Records supplied:
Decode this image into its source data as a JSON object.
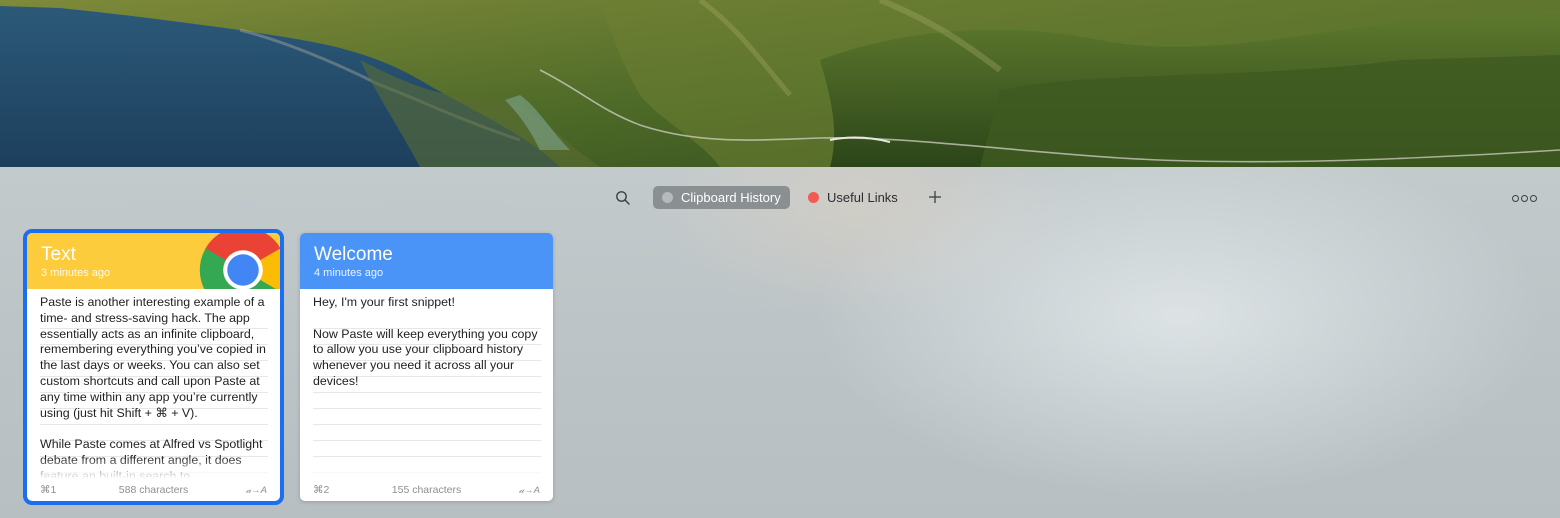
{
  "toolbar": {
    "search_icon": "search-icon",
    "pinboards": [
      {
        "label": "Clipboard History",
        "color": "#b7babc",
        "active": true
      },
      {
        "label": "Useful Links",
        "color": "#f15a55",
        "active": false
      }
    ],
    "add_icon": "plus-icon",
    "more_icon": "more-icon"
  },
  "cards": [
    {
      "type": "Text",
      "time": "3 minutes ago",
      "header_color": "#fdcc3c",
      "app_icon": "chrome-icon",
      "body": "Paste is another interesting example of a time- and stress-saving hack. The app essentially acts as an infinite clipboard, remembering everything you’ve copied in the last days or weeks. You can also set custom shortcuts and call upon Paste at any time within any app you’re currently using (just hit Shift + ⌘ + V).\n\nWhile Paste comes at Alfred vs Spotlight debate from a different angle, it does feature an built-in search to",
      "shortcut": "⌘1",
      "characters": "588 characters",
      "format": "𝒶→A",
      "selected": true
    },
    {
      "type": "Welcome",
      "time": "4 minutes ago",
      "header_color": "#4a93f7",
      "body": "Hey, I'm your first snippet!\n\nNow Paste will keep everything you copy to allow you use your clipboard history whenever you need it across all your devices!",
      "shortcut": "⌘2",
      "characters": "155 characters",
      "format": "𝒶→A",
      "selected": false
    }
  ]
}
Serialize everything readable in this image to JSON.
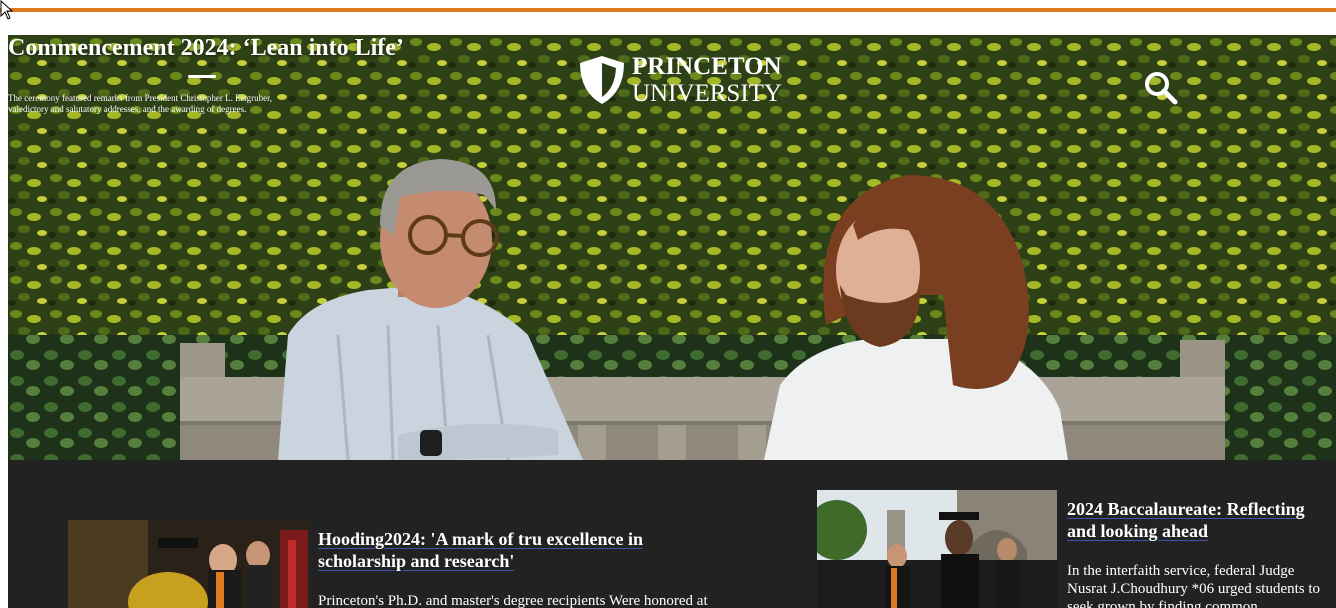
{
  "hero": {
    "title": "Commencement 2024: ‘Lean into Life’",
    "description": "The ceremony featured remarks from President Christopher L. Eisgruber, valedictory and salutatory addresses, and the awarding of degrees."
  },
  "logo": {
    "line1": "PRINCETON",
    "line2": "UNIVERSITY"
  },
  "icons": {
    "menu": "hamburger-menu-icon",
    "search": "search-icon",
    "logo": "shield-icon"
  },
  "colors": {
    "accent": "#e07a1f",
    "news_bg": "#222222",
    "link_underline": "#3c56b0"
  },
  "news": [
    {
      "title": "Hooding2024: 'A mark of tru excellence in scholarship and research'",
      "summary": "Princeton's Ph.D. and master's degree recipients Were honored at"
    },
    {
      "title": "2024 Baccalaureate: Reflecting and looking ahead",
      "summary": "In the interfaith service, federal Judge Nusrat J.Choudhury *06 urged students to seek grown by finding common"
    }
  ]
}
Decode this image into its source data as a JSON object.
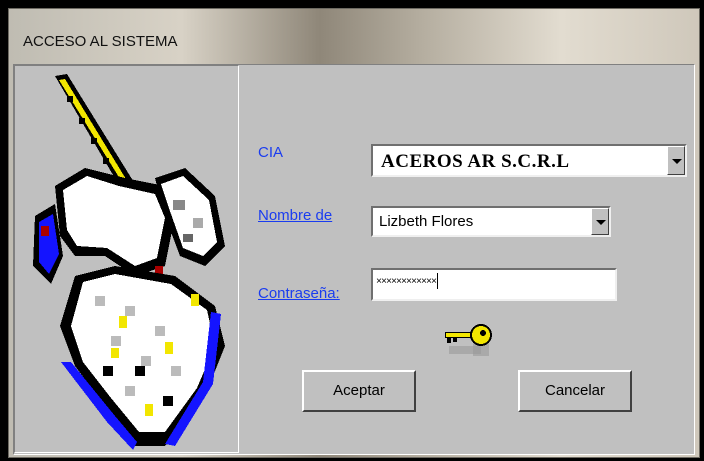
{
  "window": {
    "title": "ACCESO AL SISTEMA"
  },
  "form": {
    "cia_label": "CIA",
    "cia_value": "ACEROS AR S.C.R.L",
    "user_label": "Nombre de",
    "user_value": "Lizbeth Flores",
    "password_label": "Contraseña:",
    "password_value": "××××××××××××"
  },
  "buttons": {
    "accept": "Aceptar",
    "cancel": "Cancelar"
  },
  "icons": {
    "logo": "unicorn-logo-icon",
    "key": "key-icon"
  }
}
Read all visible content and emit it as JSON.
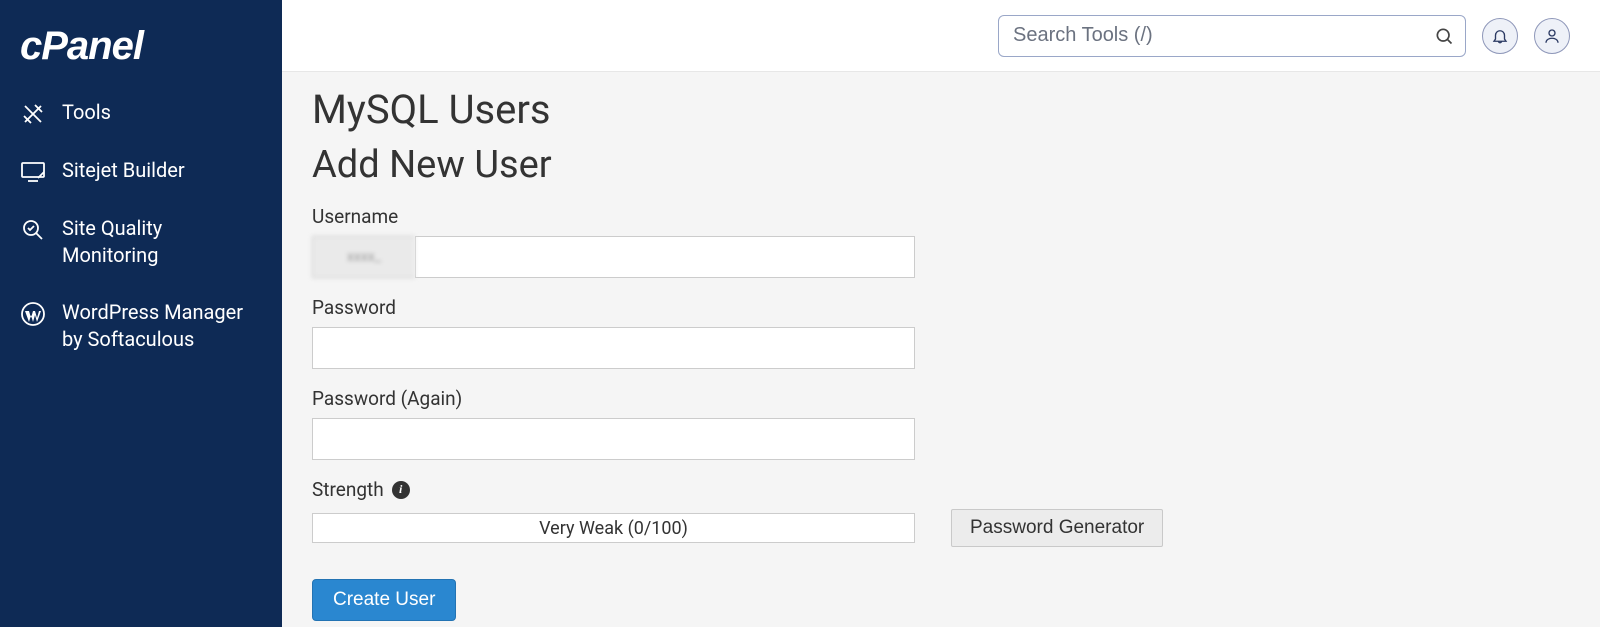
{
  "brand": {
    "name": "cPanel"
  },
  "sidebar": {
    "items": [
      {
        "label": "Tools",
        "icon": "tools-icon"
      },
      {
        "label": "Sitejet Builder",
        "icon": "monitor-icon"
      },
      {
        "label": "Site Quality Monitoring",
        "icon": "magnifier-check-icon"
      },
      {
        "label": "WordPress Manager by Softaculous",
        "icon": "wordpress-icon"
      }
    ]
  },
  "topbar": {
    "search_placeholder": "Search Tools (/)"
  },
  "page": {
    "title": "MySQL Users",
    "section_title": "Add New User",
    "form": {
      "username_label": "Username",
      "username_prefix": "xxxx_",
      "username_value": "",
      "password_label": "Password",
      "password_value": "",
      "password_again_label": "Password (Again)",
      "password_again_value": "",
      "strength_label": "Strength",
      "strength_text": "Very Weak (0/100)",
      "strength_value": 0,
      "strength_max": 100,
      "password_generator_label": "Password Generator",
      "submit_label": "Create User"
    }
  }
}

* * *

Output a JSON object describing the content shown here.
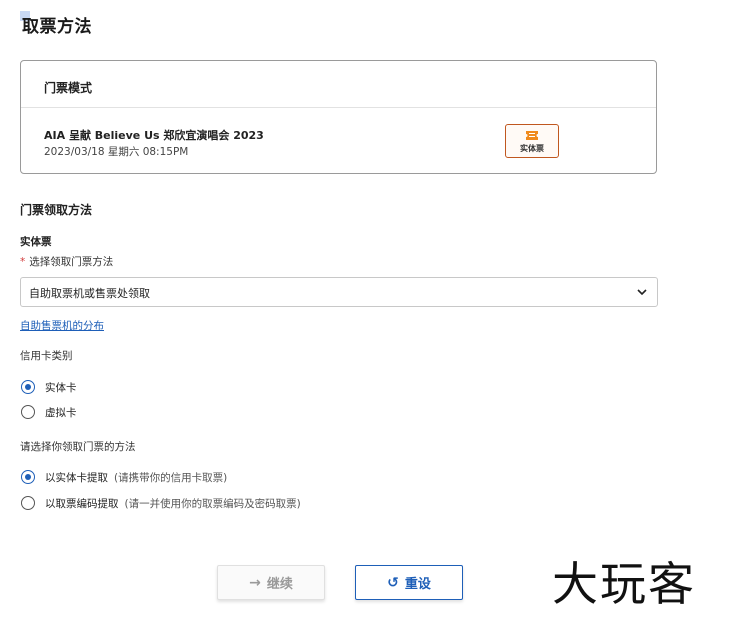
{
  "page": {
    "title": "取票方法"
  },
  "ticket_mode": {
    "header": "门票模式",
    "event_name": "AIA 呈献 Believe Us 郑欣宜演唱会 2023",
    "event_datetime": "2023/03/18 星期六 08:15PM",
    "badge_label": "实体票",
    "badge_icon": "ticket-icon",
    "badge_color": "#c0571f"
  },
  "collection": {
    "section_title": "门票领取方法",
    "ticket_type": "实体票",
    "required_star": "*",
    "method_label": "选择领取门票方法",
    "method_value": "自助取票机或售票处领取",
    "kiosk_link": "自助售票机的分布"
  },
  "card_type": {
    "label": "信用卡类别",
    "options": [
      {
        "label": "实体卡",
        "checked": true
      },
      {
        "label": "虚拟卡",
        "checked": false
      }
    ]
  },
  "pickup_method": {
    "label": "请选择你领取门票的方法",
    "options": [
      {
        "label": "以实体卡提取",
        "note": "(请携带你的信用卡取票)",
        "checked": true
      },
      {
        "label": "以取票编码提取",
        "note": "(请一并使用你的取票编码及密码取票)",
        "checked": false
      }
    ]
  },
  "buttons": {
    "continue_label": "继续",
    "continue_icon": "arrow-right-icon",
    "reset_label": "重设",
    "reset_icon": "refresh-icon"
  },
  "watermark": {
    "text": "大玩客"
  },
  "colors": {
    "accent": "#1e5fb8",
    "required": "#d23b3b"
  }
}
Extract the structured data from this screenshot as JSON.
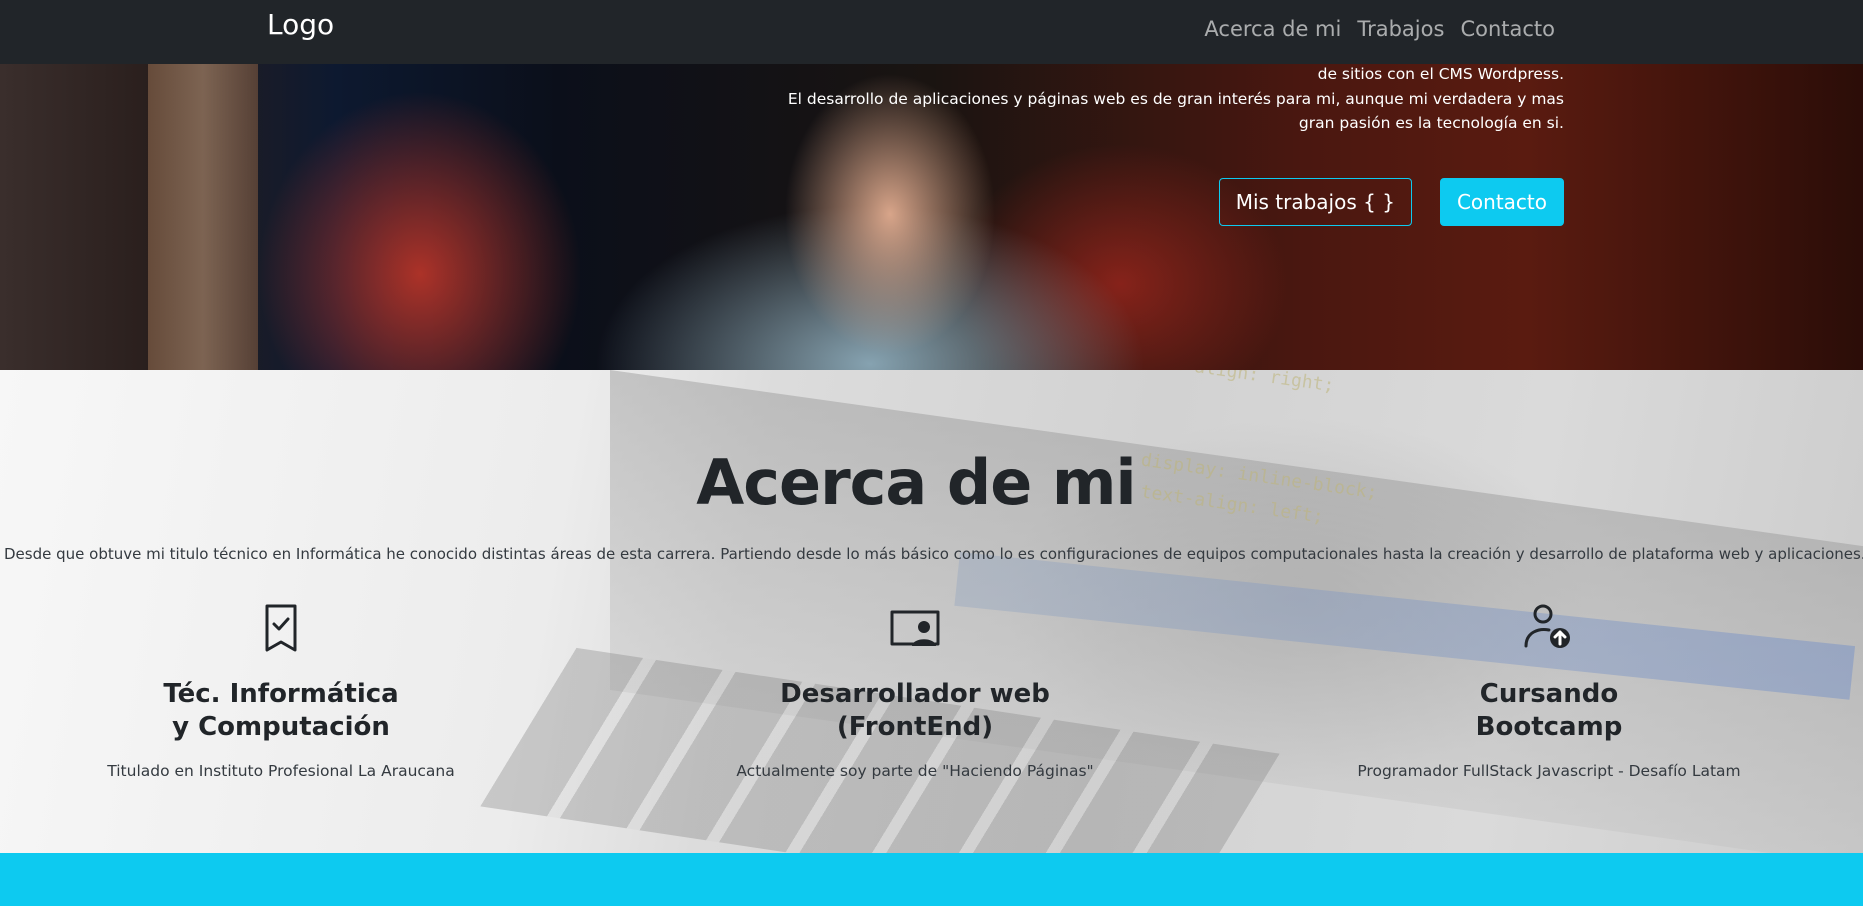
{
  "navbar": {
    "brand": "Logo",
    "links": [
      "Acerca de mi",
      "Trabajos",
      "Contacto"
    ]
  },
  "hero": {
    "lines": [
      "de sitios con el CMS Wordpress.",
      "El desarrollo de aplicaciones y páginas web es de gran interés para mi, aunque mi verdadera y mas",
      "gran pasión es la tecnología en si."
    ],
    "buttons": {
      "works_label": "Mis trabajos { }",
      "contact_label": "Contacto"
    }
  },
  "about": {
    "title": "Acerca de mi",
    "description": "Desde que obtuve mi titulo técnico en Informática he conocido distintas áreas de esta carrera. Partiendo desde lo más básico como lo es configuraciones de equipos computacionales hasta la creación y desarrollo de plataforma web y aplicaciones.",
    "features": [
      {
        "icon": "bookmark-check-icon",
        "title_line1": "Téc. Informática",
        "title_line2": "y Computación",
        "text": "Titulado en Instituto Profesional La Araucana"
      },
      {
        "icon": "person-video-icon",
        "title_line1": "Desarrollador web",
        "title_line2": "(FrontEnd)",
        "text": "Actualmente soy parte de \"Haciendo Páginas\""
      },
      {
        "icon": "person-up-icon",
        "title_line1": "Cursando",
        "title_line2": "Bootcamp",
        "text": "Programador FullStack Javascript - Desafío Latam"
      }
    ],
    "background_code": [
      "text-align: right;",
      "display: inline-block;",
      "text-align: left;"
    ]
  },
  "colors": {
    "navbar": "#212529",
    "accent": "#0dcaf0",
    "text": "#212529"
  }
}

--

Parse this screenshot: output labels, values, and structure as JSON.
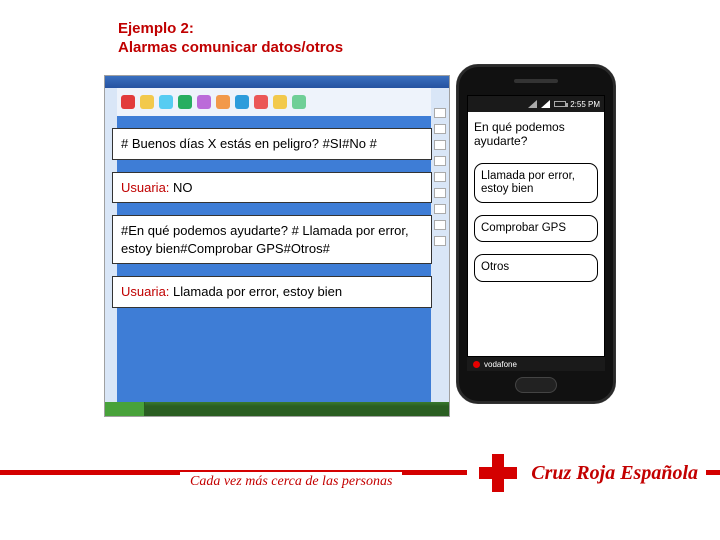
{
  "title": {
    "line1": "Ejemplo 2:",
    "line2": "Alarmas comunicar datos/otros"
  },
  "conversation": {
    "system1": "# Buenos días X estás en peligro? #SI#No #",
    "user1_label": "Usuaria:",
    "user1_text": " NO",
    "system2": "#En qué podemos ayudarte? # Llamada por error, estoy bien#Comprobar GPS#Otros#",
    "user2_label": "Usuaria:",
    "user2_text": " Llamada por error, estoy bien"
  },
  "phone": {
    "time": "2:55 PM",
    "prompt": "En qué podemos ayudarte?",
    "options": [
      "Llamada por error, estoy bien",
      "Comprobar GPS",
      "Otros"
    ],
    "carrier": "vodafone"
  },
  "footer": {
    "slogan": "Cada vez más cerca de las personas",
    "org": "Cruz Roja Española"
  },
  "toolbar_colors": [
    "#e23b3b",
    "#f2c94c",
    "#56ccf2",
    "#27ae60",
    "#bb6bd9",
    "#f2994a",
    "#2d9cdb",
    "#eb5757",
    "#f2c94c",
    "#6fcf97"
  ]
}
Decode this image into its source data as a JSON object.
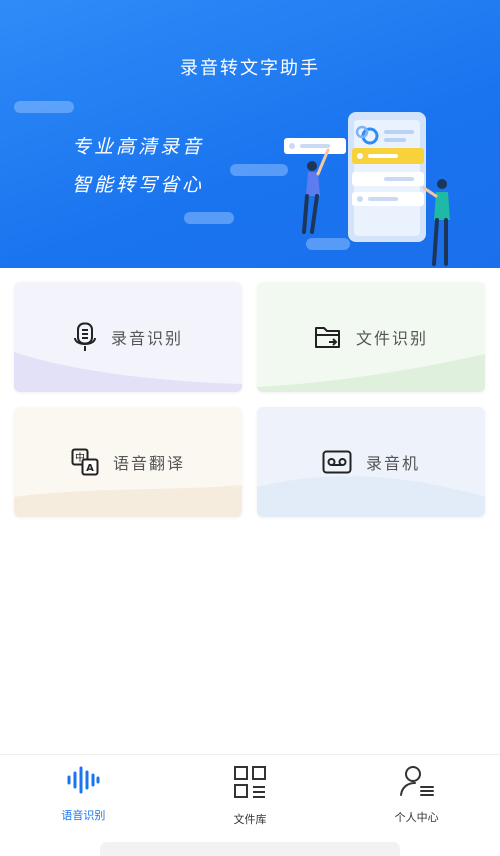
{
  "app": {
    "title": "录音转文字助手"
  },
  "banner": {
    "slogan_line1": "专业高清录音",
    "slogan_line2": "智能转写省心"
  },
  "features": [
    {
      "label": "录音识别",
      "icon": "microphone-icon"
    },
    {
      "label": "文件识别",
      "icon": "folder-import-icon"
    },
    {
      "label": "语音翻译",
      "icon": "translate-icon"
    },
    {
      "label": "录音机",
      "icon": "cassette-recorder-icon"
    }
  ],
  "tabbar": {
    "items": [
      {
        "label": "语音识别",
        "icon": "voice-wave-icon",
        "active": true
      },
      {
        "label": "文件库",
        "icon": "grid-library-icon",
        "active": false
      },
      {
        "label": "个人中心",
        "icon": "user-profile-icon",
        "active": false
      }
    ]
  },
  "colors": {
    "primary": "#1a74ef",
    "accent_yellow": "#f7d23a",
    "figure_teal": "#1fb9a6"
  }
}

Do this: Each line containing the word "Usuaria" counts once; report the total alone.

Result of the exercise: 2